Below is a block of records; repeat each one exactly.

Lines of data:
--*--

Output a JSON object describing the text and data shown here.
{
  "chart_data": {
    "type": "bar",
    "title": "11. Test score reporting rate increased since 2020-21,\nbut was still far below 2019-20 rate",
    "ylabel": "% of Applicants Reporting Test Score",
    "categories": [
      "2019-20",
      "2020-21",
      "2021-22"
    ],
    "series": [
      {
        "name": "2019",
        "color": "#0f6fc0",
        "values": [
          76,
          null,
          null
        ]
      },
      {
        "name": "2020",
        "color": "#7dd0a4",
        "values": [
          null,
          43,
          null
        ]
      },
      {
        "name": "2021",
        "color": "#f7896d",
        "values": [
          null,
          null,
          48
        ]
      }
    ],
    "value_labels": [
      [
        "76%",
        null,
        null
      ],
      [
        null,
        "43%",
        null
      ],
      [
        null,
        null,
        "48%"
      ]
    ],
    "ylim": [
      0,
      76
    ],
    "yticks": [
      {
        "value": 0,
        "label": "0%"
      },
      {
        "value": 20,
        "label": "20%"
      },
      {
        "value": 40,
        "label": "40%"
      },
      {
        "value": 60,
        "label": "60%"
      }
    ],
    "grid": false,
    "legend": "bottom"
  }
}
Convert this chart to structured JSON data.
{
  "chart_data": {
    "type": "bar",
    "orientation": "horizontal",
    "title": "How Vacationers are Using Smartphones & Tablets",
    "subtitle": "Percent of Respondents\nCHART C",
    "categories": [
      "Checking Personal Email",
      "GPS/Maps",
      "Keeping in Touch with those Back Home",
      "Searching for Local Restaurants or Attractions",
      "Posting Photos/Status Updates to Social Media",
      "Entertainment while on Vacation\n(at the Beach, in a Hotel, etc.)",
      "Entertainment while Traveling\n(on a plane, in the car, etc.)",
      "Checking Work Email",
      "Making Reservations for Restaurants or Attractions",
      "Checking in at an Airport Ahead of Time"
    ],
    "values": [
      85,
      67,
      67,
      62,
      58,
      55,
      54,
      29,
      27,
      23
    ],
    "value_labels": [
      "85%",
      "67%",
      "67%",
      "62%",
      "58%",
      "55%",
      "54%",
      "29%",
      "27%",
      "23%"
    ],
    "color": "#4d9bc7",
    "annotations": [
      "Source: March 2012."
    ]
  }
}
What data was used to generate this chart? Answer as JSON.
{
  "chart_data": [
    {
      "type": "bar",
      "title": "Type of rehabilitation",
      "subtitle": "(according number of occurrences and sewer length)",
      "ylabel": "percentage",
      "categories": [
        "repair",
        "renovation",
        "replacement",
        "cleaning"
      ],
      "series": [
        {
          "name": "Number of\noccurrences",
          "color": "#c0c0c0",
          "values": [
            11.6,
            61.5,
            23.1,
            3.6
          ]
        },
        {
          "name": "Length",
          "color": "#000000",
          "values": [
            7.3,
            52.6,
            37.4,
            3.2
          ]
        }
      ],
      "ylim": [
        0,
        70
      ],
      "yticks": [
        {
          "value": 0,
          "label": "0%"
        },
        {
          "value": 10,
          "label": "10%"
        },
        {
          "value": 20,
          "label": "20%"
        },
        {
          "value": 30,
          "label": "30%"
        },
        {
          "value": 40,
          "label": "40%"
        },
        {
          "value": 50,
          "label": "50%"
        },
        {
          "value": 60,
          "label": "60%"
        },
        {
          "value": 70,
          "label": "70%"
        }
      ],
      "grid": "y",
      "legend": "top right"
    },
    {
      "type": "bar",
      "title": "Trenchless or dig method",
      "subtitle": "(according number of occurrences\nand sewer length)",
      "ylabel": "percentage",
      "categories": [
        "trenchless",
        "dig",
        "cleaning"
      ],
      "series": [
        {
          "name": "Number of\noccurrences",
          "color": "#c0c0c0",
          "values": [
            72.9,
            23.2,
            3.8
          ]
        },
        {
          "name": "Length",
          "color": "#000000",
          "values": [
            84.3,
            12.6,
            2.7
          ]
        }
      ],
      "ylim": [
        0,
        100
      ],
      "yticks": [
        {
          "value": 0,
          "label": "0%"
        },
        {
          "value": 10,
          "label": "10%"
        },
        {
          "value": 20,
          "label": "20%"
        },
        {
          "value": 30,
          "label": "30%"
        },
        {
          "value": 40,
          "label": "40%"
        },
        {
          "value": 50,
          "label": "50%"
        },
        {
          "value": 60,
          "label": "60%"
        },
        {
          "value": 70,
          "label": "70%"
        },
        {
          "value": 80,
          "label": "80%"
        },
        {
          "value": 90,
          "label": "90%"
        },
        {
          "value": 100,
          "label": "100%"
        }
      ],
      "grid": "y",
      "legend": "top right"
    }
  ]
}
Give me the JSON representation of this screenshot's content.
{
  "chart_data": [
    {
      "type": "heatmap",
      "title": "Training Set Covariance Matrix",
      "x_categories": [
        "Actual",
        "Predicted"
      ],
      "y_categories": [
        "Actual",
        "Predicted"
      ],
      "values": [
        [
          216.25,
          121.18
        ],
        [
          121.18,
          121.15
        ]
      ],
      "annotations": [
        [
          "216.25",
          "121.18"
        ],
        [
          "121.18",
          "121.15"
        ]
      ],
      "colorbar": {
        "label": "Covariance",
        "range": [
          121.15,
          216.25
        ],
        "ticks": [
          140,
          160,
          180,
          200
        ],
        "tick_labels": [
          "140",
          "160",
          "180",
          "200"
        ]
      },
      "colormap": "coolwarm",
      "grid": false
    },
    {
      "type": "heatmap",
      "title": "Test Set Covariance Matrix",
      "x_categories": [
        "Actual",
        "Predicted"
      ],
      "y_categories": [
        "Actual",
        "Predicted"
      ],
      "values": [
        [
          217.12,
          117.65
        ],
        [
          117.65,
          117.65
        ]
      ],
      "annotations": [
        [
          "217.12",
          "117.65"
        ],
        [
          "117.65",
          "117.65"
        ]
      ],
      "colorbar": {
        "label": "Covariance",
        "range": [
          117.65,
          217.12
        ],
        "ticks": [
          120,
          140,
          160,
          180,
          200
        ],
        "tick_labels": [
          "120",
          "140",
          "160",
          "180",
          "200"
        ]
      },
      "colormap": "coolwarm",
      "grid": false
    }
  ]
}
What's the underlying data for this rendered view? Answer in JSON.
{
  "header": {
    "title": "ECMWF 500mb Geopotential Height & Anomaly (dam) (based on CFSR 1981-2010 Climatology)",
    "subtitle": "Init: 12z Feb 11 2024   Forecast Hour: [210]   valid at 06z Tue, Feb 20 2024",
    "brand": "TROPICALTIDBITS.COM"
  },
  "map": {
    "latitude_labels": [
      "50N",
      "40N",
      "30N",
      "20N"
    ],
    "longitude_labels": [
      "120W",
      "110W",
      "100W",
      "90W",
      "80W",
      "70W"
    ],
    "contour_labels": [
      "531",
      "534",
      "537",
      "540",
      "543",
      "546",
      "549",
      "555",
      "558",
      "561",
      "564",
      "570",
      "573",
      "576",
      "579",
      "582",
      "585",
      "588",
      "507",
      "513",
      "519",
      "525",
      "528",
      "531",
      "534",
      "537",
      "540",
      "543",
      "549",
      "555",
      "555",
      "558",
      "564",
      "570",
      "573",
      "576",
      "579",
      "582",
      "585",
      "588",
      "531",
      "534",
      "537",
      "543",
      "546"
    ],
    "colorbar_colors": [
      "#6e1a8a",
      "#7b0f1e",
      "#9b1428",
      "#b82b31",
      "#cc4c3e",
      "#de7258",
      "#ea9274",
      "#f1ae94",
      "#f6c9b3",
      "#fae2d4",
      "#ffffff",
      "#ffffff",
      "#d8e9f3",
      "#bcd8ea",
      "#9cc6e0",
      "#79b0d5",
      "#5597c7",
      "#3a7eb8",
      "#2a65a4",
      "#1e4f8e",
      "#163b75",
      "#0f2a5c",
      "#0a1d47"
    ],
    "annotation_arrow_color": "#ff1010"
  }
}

--*--

> Full output
Output a JSON object describing the text and data shown here.
{
  "chart_data": {
    "type": "bar",
    "title": "11. Test score reporting rate increased since 2020-21,\nbut was still far below 2019-20 rate",
    "ylabel": "% of Applicants Reporting Test Score",
    "categories": [
      "2019-20",
      "2020-21",
      "2021-22"
    ],
    "series": [
      {
        "name": "2019",
        "color": "#0f6fc0",
        "values": [
          76,
          null,
          null
        ]
      },
      {
        "name": "2020",
        "color": "#7dd0a4",
        "values": [
          null,
          43,
          null
        ]
      },
      {
        "name": "2021",
        "color": "#f7896d",
        "values": [
          null,
          null,
          48
        ]
      }
    ],
    "value_labels": [
      [
        "76%",
        null,
        null
      ],
      [
        null,
        "43%",
        null
      ],
      [
        null,
        null,
        "48%"
      ]
    ],
    "ylim": [
      0,
      76
    ],
    "yticks": [
      {
        "value": 0,
        "label": "0%"
      },
      {
        "value": 20,
        "label": "20%"
      },
      {
        "value": 40,
        "label": "40%"
      },
      {
        "value": 60,
        "label": "60%"
      }
    ],
    "grid": false,
    "legend": "bottom"
  }
}
Convert this chart to structured JSON data.
{
  "chart_data": {
    "type": "bar",
    "orientation": "horizontal",
    "title": "How Vacationers are Using Smartphones & Tablets",
    "subtitle": "Percent of Respondents\nCHART C",
    "categories": [
      "Checking Personal Email",
      "GPS/Maps",
      "Keeping in Touch with those Back Home",
      "Searching for Local Restaurants or Attractions",
      "Posting Photos/Status Updates to Social Media",
      "Entertainment while on Vacation\n(at the Beach, in a Hotel, etc.)",
      "Entertainment while Traveling\n(on a plane, in the car, etc.)",
      "Checking Work Email",
      "Making Reservations for Restaurants or Attractions",
      "Checking in at an Airport Ahead of Time"
    ],
    "values": [
      85,
      67,
      67,
      62,
      58,
      55,
      54,
      29,
      27,
      23
    ],
    "value_labels": [
      "85%",
      "67%",
      "67%",
      "62%",
      "58%",
      "55%",
      "54%",
      "29%",
      "27%",
      "23%"
    ],
    "color": "#4d9bc7",
    "annotations": [
      "Source: March 2012."
    ]
  }
}
What data was used to generate this chart? Answer as JSON.
{
  "chart_data": [
    {
      "type": "bar",
      "title": "Type of rehabilitation",
      "subtitle": "(according number of occurrences and sewer length)",
      "ylabel": "percentage",
      "categories": [
        "repair",
        "renovation",
        "replacement",
        "cleaning"
      ],
      "series": [
        {
          "name": "Number of\noccurrences",
          "color": "#c0c0c0",
          "values": [
            11.6,
            61.5,
            23.1,
            3.6
          ]
        },
        {
          "name": "Length",
          "color": "#000000",
          "values": [
            7.3,
            52.6,
            37.4,
            3.2
          ]
        }
      ],
      "ylim": [
        0,
        70
      ],
      "yticks": [
        {
          "value": 0,
          "label": "0%"
        },
        {
          "value": 10,
          "label": "10%"
        },
        {
          "value": 20,
          "label": "20%"
        },
        {
          "value": 30,
          "label": "30%"
        },
        {
          "value": 40,
          "label": "40%"
        },
        {
          "value": 50,
          "label": "50%"
        },
        {
          "value": 60,
          "label": "60%"
        },
        {
          "value": 70,
          "label": "70%"
        }
      ],
      "grid": "y",
      "legend": "top right"
    },
    {
      "type": "bar",
      "title": "Trenchless or dig method",
      "subtitle": "(according number of occurrences\nand sewer length)",
      "ylabel": "percentage",
      "categories": [
        "trenchless",
        "dig",
        "cleaning"
      ],
      "series": [
        {
          "name": "Number of\noccurrences",
          "color": "#c0c0c0",
          "values": [
            72.9,
            23.2,
            3.8
          ]
        },
        {
          "name": "Length",
          "color": "#000000",
          "values": [
            84.3,
            12.6,
            2.7
          ]
        }
      ],
      "ylim": [
        0,
        100
      ],
      "yticks": [
        {
          "value": 0,
          "label": "0%"
        },
        {
          "value": 10,
          "label": "10%"
        },
        {
          "value": 20,
          "label": "20%"
        },
        {
          "value": 30,
          "label": "30%"
        },
        {
          "value": 40,
          "label": "40%"
        },
        {
          "value": 50,
          "label": "50%"
        },
        {
          "value": 60,
          "label": "60%"
        },
        {
          "value": 70,
          "label": "70%"
        },
        {
          "value": 80,
          "label": "80%"
        },
        {
          "value": 90,
          "label": "90%"
        },
        {
          "value": 100,
          "label": "100%"
        }
      ],
      "grid": "y",
      "legend": "top right"
    }
  ]
}
Give me the JSON representation of this screenshot's content.
{
  "chart_data": [
    {
      "type": "heatmap",
      "title": "Training Set Covariance Matrix",
      "x_categories": [
        "Actual",
        "Predicted"
      ],
      "y_categories": [
        "Actual",
        "Predicted"
      ],
      "values": [
        [
          216.25,
          121.18
        ],
        [
          121.18,
          121.15
        ]
      ],
      "annotations": [
        [
          "216.25",
          "121.18"
        ],
        [
          "121.18",
          "121.15"
        ]
      ],
      "colorbar": {
        "label": "Covariance",
        "range": [
          121.15,
          216.25
        ],
        "ticks": [
          140,
          160,
          180,
          200
        ],
        "tick_labels": [
          "140",
          "160",
          "180",
          "200"
        ]
      },
      "colormap": "coolwarm",
      "grid": false
    },
    {
      "type": "heatmap",
      "title": "Test Set Covariance Matrix",
      "x_categories": [
        "Actual",
        "Predicted"
      ],
      "y_categories": [
        "Actual",
        "Predicted"
      ],
      "values": [
        [
          217.12,
          117.65
        ],
        [
          117.65,
          117.65
        ]
      ],
      "annotations": [
        [
          "217.12",
          "117.65"
        ],
        [
          "117.65",
          "117.65"
        ]
      ],
      "colorbar": {
        "label": "Covariance",
        "range": [
          117.65,
          217.12
        ],
        "ticks": [
          120,
          140,
          160,
          180,
          200
        ],
        "tick_labels": [
          "120",
          "140",
          "160",
          "180",
          "200"
        ]
      },
      "colormap": "coolwarm",
      "grid": false
    }
  ]
}
What's the underlying data for this rendered view? Answer in JSON.
{
  "header": {
    "title": "ECMWF 500mb Geopotential Height & Anomaly (dam) (based on CFSR 1981-2010 Climatology)",
    "subtitle": "Init: 12z Feb 11 2024   Forecast Hour: [210]   valid at 06z Tue, Feb 20 2024",
    "brand": "TROPICALTIDBITS.COM"
  },
  "map": {
    "latitude_labels": [
      "50N",
      "40N",
      "30N",
      "20N"
    ],
    "longitude_labels": [
      "120W",
      "110W",
      "100W",
      "90W",
      "80W",
      "70W"
    ],
    "contour_labels": [
      "531",
      "534",
      "537",
      "540",
      "543",
      "546",
      "549",
      "555",
      "558",
      "561",
      "564",
      "570",
      "573",
      "576",
      "579",
      "582",
      "585",
      "588",
      "507",
      "513",
      "519",
      "525",
      "528",
      "531",
      "534",
      "537",
      "540",
      "543",
      "549",
      "555",
      "555",
      "558",
      "564",
      "570",
      "573",
      "576",
      "579",
      "582",
      "585",
      "588",
      "531",
      "534",
      "537",
      "543",
      "546"
    ],
    "colorbar_colors": [
      "#6e1a8a",
      "#7b0f1e",
      "#9b1428",
      "#b82b31",
      "#cc4c3e",
      "#de7258",
      "#ea9274",
      "#f1ae94",
      "#f6c9b3",
      "#fae2d4",
      "#ffffff",
      "#ffffff",
      "#d8e9f3",
      "#bcd8ea",
      "#9cc6e0",
      "#79b0d5",
      "#5597c7",
      "#3a7eb8",
      "#2a65a4",
      "#1e4f8e",
      "#163b75",
      "#0f2a5c",
      "#0a1d47"
    ],
    "annotation_arrow_color": "#ff1010"
  }
}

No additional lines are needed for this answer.